Exercise task ::
Answer these about the passage on pollution trading below:
(a) In what year did the U.S. federal government begin capping sulfur dioxide emissions?
(b) What notion did the Kyoto treaty endorse when it was negotiated?
(c) Where is Coca-Cola considering investing in methane-capture projects?

Text ::

»»

Coca-Cola Co., for example, is considering investing in methane-capture projects at Brazilian landfills, says Jeff Seabright, the Atlanta-based beverage maker's vice president for environment and water resources.
The idea of turning pollution into a tradeable commodity originated in the U.S. In 1995, the federal government began capping emissions of sulfur dioxide, a common pollutant from power plants that contributes to acid rain. To make it cheaper for industry to comply, the government created a pollution-trading system. Companies that kept emissions below their capped level got credits they could sell to companies that didn't meet their quotas.
Around the same time, international talks were gearing up to curb greenhouse-gas emissions. The U.S. argued any cap on those substances also should be tempered by a credit-trading system. Behind its argument was an environmental fact: Because global warming is a truly global phenomenon, the atmosphere is equally happy with any greenhouse-gas emission cut, wherever it's made.
Cutting emissions in developing countries is likely to prove environmentally crucial. Unless the fastest-growing nations shift toward a greener path of industrialization, moves to reduce emissions in the industrial world will matter less and less. Within a generation, today's developing countries are on track to collectively cough out more greenhouse gases than today's industrialized ones.
When the Kyoto treaty was negotiated in 1997, it endorsed the notion of greenhouse-gas trading. That gave Mr. Moura Costa, a guitar-playing native of Rio de Janeiro, the business opportunity he had been preparing for.

««

Data listing ::
»»

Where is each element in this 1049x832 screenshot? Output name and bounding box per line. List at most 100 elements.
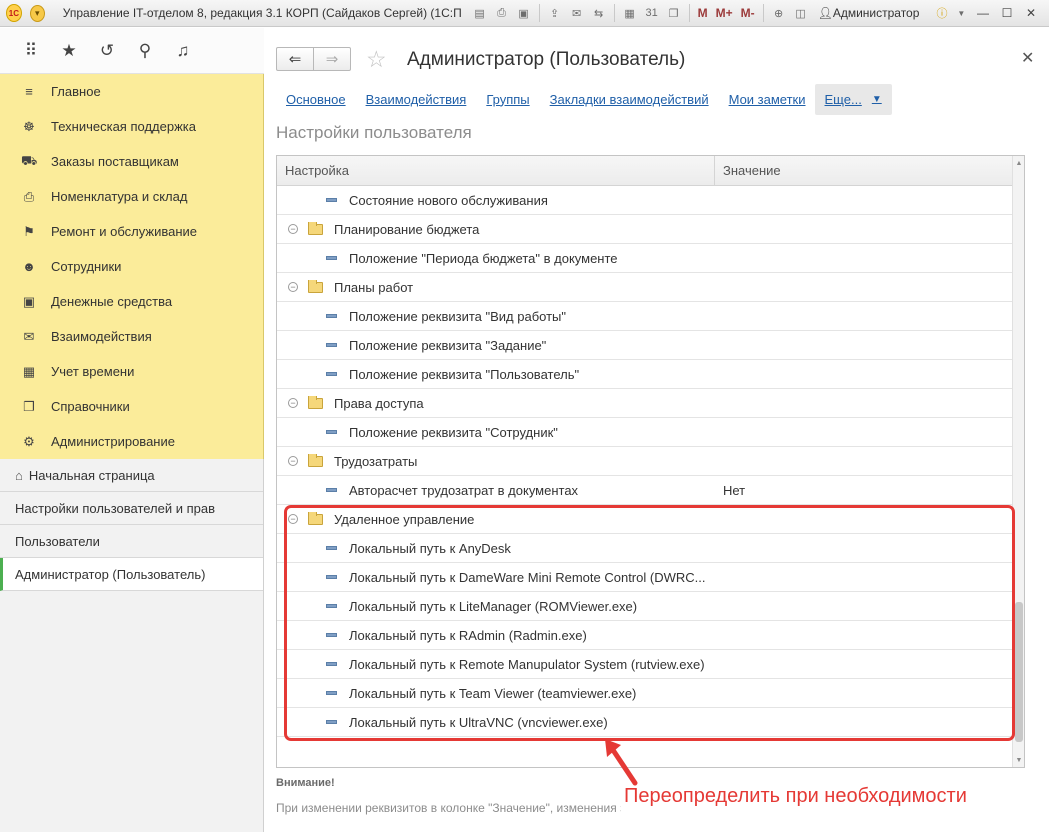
- book-icon: ❐: [23, 398, 35, 414]
- compare-icon[interactable]: ⇆: [589, 3, 609, 23]
- link-main[interactable]: Основное: [286, 92, 346, 107]
- chevron-down-icon[interactable]: ▼: [953, 3, 970, 23]
- table-group-row[interactable]: − Трудозатраты: [277, 447, 1012, 476]
- calculator-icon[interactable]: ▦: [620, 3, 640, 23]
- collapse-toggle-icon[interactable]: −: [288, 398, 298, 408]
- table-row[interactable]: Положение "Периода бюджета" в документе: [277, 244, 1012, 273]
- warning-title: Внимание!: [276, 777, 335, 789]
- sidebar-item[interactable]: ⚑ Ремонт и обслуживание: [0, 214, 263, 249]
- column-header-value[interactable]: Значение: [715, 156, 1024, 185]
- link-interactions[interactable]: Взаимодействия: [366, 92, 467, 107]
- vertical-scrollbar[interactable]: ▲ ▼: [1012, 156, 1024, 767]
- sidebar-item[interactable]: ▣ Денежные средства: [0, 284, 263, 319]
- collapse-toggle-icon[interactable]: −: [288, 456, 298, 466]
- open-window-item[interactable]: ⌂ Начальная страница: [0, 459, 263, 492]
- minimize-button[interactable]: —: [971, 3, 995, 23]
- setting-cell: Локальный путь к RAdmin (Radmin.exe): [277, 628, 715, 643]
- link-notes[interactable]: Мои заметки: [729, 92, 806, 107]
- table-row[interactable]: Авторасчет трудозатрат в документах Нет: [277, 476, 1012, 505]
- close-window-button[interactable]: ✕: [1019, 3, 1043, 23]
- setting-cell: Положение реквизита "Сотрудник": [277, 425, 715, 440]
- setting-cell: Локальный путь к Remote Manupulator Syst…: [277, 657, 715, 672]
- table-row[interactable]: Локальный путь к RAdmin (Radmin.exe): [277, 621, 1012, 650]
- history-icon[interactable]: ↺: [88, 36, 126, 66]
- table-row[interactable]: Состояние нового обслуживания: [277, 186, 1012, 215]
- link-groups[interactable]: Группы: [486, 92, 529, 107]
- apps-grid-icon[interactable]: ⠿: [12, 36, 50, 66]
- table-row[interactable]: Положение реквизита "Сотрудник": [277, 418, 1012, 447]
- table-row[interactable]: Локальный путь к UltraVNC (vncviewer.exe…: [277, 708, 1012, 737]
- column-header-setting[interactable]: Настройка: [277, 156, 715, 185]
- sidebar-item[interactable]: ☸ Техническая поддержка: [0, 109, 263, 144]
- more-label: Еще...: [824, 91, 862, 107]
- settings-table[interactable]: Настройка Значение Состояние нового обсл…: [276, 155, 1025, 768]
- setting-name: Положение "Периода бюджета" в документе: [349, 250, 618, 266]
- table-group-row[interactable]: − Планы работ: [277, 273, 1012, 302]
- forward-button[interactable]: ⇒: [314, 48, 350, 70]
- sidebar-item[interactable]: ▦ Учет времени: [0, 354, 263, 389]
- table-row[interactable]: Локальный путь к LiteManager (ROMViewer.…: [277, 592, 1012, 621]
- user-menu[interactable]: 👤︎ Администратор: [818, 6, 920, 20]
- search-icon[interactable]: ⚲: [126, 36, 164, 66]
- save-icon[interactable]: ▤: [470, 3, 490, 23]
- table-row[interactable]: Положение реквизита "Вид работы": [277, 302, 1012, 331]
- mail-icon[interactable]: ✉: [567, 3, 587, 23]
- table-row[interactable]: Положение реквизита "Пользователь": [277, 360, 1012, 389]
- panels-icon[interactable]: ◫: [791, 3, 811, 23]
- back-button[interactable]: ⇐: [277, 48, 314, 70]
- maximize-button[interactable]: ☐: [995, 3, 1019, 23]
- sidebar-item-label: Учет времени: [51, 364, 135, 379]
- table-row[interactable]: Локальный путь к Remote Manupulator Syst…: [277, 650, 1012, 679]
- table-row[interactable]: Локальный путь к DameWare Mini Remote Co…: [277, 563, 1012, 592]
- preview-icon[interactable]: ▣: [514, 3, 534, 23]
- sidebar-item[interactable]: ⚙ Администрирование: [0, 424, 263, 459]
- open-window-item[interactable]: Администратор (Пользователь): [0, 558, 263, 591]
- table-group-row[interactable]: − Права доступа: [277, 389, 1012, 418]
- table-row[interactable]: Положение реквизита "Задание": [277, 331, 1012, 360]
- memory-plus-button[interactable]: M+: [716, 6, 733, 20]
- table-row[interactable]: Локальный путь к Team Viewer (teamviewer…: [277, 679, 1012, 708]
- sidebar-item[interactable]: ❐ Справочники: [0, 389, 263, 424]
- collapse-toggle-icon[interactable]: −: [288, 224, 298, 234]
- setting-name: Локальный путь к Remote Manupulator Syst…: [349, 656, 705, 672]
- clipboard-icon[interactable]: ❐: [664, 3, 684, 23]
- scroll-up-icon[interactable]: ▲: [1013, 156, 1024, 170]
- setting-name: Авторасчет трудозатрат в документах: [349, 482, 579, 498]
- sidebar-item[interactable]: ✉ Взаимодействия: [0, 319, 263, 354]
- folder-icon: [308, 453, 323, 467]
- sidebar-item[interactable]: ⛟ Заказы поставщикам: [0, 144, 263, 179]
- link-bookmarks[interactable]: Закладки взаимодействий: [550, 92, 709, 107]
- sidebar-item[interactable]: ☻ Сотрудники: [0, 249, 263, 284]
- favorites-icon[interactable]: ★: [50, 36, 88, 66]
- table-group-row[interactable]: − Удаленное управление: [277, 505, 1012, 534]
- open-window-item[interactable]: Настройки пользователей и прав: [0, 492, 263, 525]
- sidebar-item[interactable]: ≡ Главное: [0, 74, 263, 109]
- folder-icon: [308, 511, 323, 525]
- table-row[interactable]: Локальный путь к AnyDesk: [277, 534, 1012, 563]
- value-cell[interactable]: Нет: [715, 483, 745, 498]
- export-icon[interactable]: ⇪: [545, 3, 565, 23]
- notifications-icon[interactable]: ♫: [164, 36, 202, 66]
- wallet-icon: ▣: [22, 293, 36, 309]
- close-form-button[interactable]: ✕: [1021, 48, 1034, 68]
- open-window-label: Настройки пользователей и прав: [15, 500, 216, 516]
- print-icon[interactable]: ⎙: [492, 3, 512, 23]
- main-menu-button[interactable]: ▾: [29, 4, 45, 22]
- sidebar-item[interactable]: ⎙ Номенклатура и склад: [0, 179, 263, 214]
- favorite-star-icon[interactable]: ☆: [366, 46, 387, 73]
- collapse-toggle-icon[interactable]: −: [288, 514, 298, 524]
- more-button[interactable]: Еще... ▼: [814, 83, 892, 115]
- scroll-down-icon[interactable]: ▼: [1013, 753, 1024, 767]
- calendar-icon[interactable]: 31: [642, 3, 662, 23]
- info-icon[interactable]: ⓘ: [933, 3, 950, 23]
- open-window-item[interactable]: Пользователи: [0, 525, 263, 558]
- zoom-icon[interactable]: ⊕: [769, 3, 789, 23]
- warning-text: При изменении реквизитов в колонке "Знач…: [276, 801, 621, 815]
- table-group-row[interactable]: − Планирование бюджета: [277, 215, 1012, 244]
- collapse-toggle-icon[interactable]: −: [288, 282, 298, 292]
- scroll-thumb[interactable]: [1015, 602, 1023, 742]
- setting-cell: Локальный путь к DameWare Mini Remote Co…: [277, 570, 715, 585]
- memory-button[interactable]: M: [698, 6, 708, 20]
- user-form: ⇐ ⇒ ☆ Администратор (Пользователь) ✕ Осн…: [265, 28, 1049, 832]
- memory-minus-button[interactable]: M-: [741, 6, 755, 20]
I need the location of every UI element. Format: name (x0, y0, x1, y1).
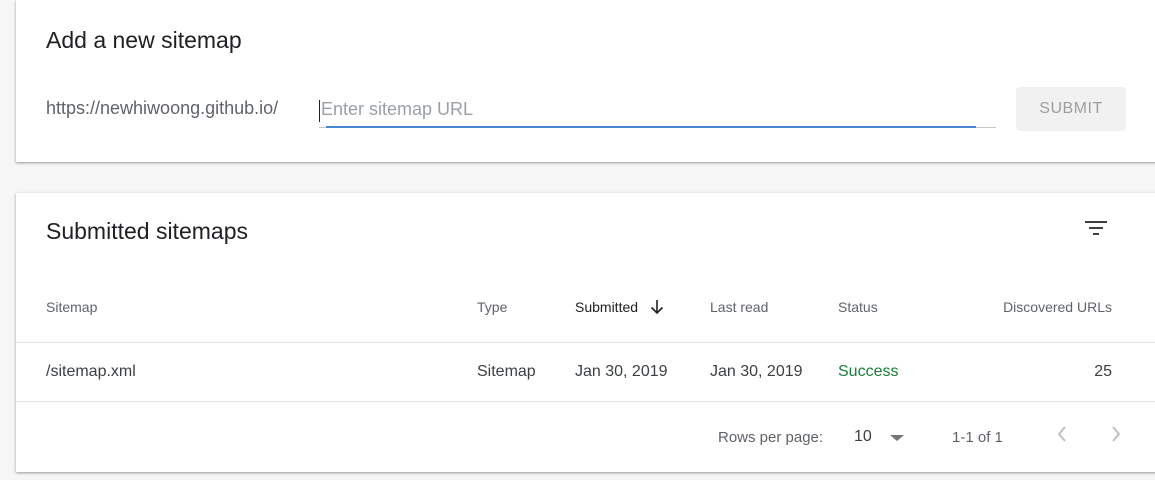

««

Solved problem ::
(a) 1995
(b) Greenhouse-gas trading
(c) At Brazilian landfills